Your instructions: Pictures within the data are to be left out; everything else must be reproduced exactly.
++++++++
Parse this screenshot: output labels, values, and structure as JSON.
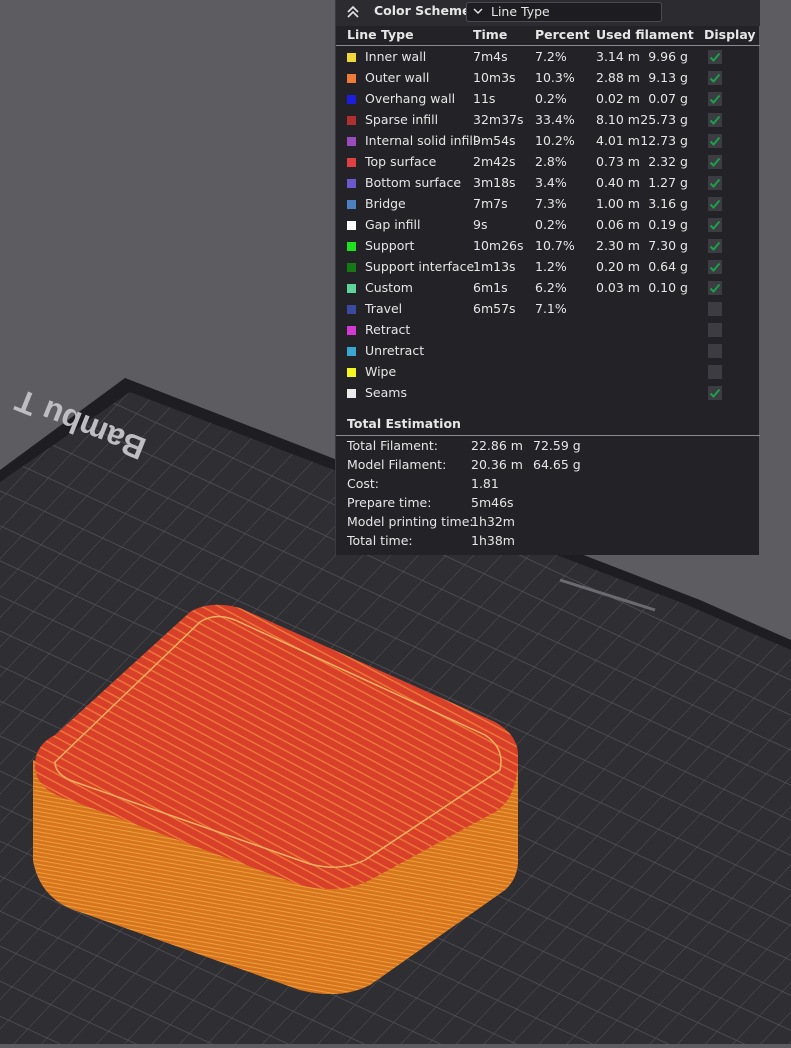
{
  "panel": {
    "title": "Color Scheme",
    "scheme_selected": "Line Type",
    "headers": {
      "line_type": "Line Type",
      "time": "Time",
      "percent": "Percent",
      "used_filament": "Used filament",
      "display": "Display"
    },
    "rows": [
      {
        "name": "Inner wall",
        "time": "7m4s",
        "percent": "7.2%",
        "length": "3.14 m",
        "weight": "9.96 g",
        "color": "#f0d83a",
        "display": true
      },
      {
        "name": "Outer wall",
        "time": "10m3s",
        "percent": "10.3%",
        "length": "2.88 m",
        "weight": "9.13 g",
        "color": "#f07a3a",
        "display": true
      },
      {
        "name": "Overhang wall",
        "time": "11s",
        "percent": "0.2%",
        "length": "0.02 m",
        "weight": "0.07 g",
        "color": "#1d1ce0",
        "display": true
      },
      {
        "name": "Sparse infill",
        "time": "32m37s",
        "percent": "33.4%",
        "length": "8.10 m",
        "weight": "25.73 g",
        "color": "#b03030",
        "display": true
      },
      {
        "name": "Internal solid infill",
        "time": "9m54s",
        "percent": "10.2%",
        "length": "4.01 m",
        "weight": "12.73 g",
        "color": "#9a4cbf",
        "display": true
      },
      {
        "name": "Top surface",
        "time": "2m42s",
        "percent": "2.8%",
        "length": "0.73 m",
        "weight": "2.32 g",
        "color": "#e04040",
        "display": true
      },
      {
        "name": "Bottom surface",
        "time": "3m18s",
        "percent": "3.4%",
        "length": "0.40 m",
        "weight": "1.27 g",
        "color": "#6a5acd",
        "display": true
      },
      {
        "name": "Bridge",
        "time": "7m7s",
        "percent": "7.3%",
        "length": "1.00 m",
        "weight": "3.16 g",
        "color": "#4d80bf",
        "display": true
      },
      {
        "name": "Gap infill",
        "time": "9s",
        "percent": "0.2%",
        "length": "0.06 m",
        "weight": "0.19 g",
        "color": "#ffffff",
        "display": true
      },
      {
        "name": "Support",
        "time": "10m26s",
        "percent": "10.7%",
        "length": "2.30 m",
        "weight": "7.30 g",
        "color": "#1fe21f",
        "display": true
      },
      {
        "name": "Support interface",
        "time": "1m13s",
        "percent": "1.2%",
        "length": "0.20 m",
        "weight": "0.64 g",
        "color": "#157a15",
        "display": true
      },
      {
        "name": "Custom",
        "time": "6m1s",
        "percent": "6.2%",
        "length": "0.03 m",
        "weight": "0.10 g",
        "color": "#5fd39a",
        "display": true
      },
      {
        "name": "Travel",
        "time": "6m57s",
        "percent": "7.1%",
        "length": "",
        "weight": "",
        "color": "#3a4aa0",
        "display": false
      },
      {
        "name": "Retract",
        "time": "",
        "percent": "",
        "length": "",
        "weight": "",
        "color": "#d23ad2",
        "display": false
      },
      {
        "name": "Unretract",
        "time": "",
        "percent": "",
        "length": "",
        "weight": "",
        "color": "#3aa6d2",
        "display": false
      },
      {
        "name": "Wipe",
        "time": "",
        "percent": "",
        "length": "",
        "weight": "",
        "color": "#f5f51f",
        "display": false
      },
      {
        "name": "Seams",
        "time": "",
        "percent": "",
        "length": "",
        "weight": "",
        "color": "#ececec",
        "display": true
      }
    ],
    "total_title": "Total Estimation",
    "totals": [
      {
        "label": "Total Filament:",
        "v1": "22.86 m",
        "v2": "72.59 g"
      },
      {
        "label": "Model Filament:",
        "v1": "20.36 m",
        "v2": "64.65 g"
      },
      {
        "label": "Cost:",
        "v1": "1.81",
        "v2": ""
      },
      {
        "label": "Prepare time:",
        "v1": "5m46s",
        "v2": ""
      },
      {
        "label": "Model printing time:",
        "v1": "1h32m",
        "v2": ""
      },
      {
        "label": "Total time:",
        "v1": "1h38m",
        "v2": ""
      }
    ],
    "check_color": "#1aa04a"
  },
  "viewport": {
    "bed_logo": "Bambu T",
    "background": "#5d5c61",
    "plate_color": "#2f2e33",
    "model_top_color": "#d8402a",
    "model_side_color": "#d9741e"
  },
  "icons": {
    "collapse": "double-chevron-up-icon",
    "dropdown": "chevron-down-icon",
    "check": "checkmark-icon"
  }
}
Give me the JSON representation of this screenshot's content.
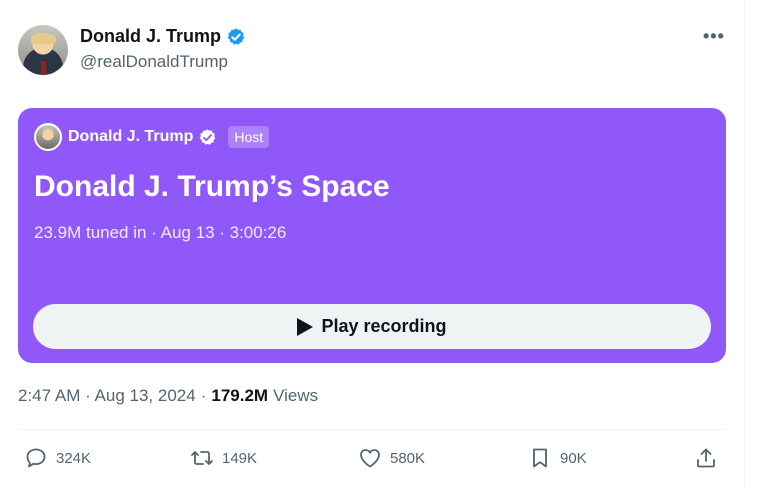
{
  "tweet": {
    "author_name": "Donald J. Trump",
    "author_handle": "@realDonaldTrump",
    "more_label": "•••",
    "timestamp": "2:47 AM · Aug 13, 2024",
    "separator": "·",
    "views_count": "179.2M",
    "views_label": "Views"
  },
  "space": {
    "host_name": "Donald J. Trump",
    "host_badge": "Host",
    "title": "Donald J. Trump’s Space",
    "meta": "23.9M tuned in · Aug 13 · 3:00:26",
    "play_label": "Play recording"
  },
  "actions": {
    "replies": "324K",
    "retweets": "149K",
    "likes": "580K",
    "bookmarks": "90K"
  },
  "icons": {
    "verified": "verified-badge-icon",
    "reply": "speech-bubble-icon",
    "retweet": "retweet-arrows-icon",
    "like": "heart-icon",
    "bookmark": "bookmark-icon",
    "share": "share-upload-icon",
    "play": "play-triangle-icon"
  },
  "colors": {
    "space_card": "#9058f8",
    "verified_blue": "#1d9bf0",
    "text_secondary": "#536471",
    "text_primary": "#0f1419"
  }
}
++++++++
Final answer:
Parse this screenshot: output labels, values, and structure as JSON.
{
  "panel": {
    "title": "Color Scheme",
    "scheme_selected": "Line Type",
    "headers": {
      "line_type": "Line Type",
      "time": "Time",
      "percent": "Percent",
      "used_filament": "Used filament",
      "display": "Display"
    },
    "rows": [
      {
        "name": "Inner wall",
        "time": "7m4s",
        "percent": "7.2%",
        "length": "3.14 m",
        "weight": "9.96 g",
        "color": "#f0d83a",
        "display": true
      },
      {
        "name": "Outer wall",
        "time": "10m3s",
        "percent": "10.3%",
        "length": "2.88 m",
        "weight": "9.13 g",
        "color": "#f07a3a",
        "display": true
      },
      {
        "name": "Overhang wall",
        "time": "11s",
        "percent": "0.2%",
        "length": "0.02 m",
        "weight": "0.07 g",
        "color": "#1d1ce0",
        "display": true
      },
      {
        "name": "Sparse infill",
        "time": "32m37s",
        "percent": "33.4%",
        "length": "8.10 m",
        "weight": "25.73 g",
        "color": "#b03030",
        "display": true
      },
      {
        "name": "Internal solid infill",
        "time": "9m54s",
        "percent": "10.2%",
        "length": "4.01 m",
        "weight": "12.73 g",
        "color": "#9a4cbf",
        "display": true
      },
      {
        "name": "Top surface",
        "time": "2m42s",
        "percent": "2.8%",
        "length": "0.73 m",
        "weight": "2.32 g",
        "color": "#e04040",
        "display": true
      },
      {
        "name": "Bottom surface",
        "time": "3m18s",
        "percent": "3.4%",
        "length": "0.40 m",
        "weight": "1.27 g",
        "color": "#6a5acd",
        "display": true
      },
      {
        "name": "Bridge",
        "time": "7m7s",
        "percent": "7.3%",
        "length": "1.00 m",
        "weight": "3.16 g",
        "color": "#4d80bf",
        "display": true
      },
      {
        "name": "Gap infill",
        "time": "9s",
        "percent": "0.2%",
        "length": "0.06 m",
        "weight": "0.19 g",
        "color": "#ffffff",
        "display": true
      },
      {
        "name": "Support",
        "time": "10m26s",
        "percent": "10.7%",
        "length": "2.30 m",
        "weight": "7.30 g",
        "color": "#1fe21f",
        "display": true
      },
      {
        "name": "Support interface",
        "time": "1m13s",
        "percent": "1.2%",
        "length": "0.20 m",
        "weight": "0.64 g",
        "color": "#157a15",
        "display": true
      },
      {
        "name": "Custom",
        "time": "6m1s",
        "percent": "6.2%",
        "length": "0.03 m",
        "weight": "0.10 g",
        "color": "#5fd39a",
        "display": true
      },
      {
        "name": "Travel",
        "time": "6m57s",
        "percent": "7.1%",
        "length": "",
        "weight": "",
        "color": "#3a4aa0",
        "display": false
      },
      {
        "name": "Retract",
        "time": "",
        "percent": "",
        "length": "",
        "weight": "",
        "color": "#d23ad2",
        "display": false
      },
      {
        "name": "Unretract",
        "time": "",
        "percent": "",
        "length": "",
        "weight": "",
        "color": "#3aa6d2",
        "display": false
      },
      {
        "name": "Wipe",
        "time": "",
        "percent": "",
        "length": "",
        "weight": "",
        "color": "#f5f51f",
        "display": false
      },
      {
        "name": "Seams",
        "time": "",
        "percent": "",
        "length": "",
        "weight": "",
        "color": "#ececec",
        "display": true
      }
    ],
    "total_title": "Total Estimation",
    "totals": [
      {
        "label": "Total Filament:",
        "v1": "22.86 m",
        "v2": "72.59 g"
      },
      {
        "label": "Model Filament:",
        "v1": "20.36 m",
        "v2": "64.65 g"
      },
      {
        "label": "Cost:",
        "v1": "1.81",
        "v2": ""
      },
      {
        "label": "Prepare time:",
        "v1": "5m46s",
        "v2": ""
      },
      {
        "label": "Model printing time:",
        "v1": "1h32m",
        "v2": ""
      },
      {
        "label": "Total time:",
        "v1": "1h38m",
        "v2": ""
      }
    ],
    "check_color": "#1aa04a"
  },
  "viewport": {
    "bed_logo": "Bambu T",
    "background": "#5d5c61",
    "plate_color": "#2f2e33",
    "model_top_color": "#d8402a",
    "model_side_color": "#d9741e"
  },
  "icons": {
    "collapse": "double-chevron-up-icon",
    "dropdown": "chevron-down-icon",
    "check": "checkmark-icon"
  }
}
Give me the JSON representation of this screenshot's content.
{
  "tweet": {
    "author_name": "Donald J. Trump",
    "author_handle": "@realDonaldTrump",
    "more_label": "•••",
    "timestamp": "2:47 AM · Aug 13, 2024",
    "separator": "·",
    "views_count": "179.2M",
    "views_label": "Views"
  },
  "space": {
    "host_name": "Donald J. Trump",
    "host_badge": "Host",
    "title": "Donald J. Trump’s Space",
    "meta": "23.9M tuned in · Aug 13 · 3:00:26",
    "play_label": "Play recording"
  },
  "actions": {
    "replies": "324K",
    "retweets": "149K",
    "likes": "580K",
    "bookmarks": "90K"
  },
  "icons": {
    "verified": "verified-badge-icon",
    "reply": "speech-bubble-icon",
    "retweet": "retweet-arrows-icon",
    "like": "heart-icon",
    "bookmark": "bookmark-icon",
    "share": "share-upload-icon",
    "play": "play-triangle-icon"
  },
  "colors": {
    "space_card": "#9058f8",
    "verified_blue": "#1d9bf0",
    "text_secondary": "#536471",
    "text_primary": "#0f1419"
  }
}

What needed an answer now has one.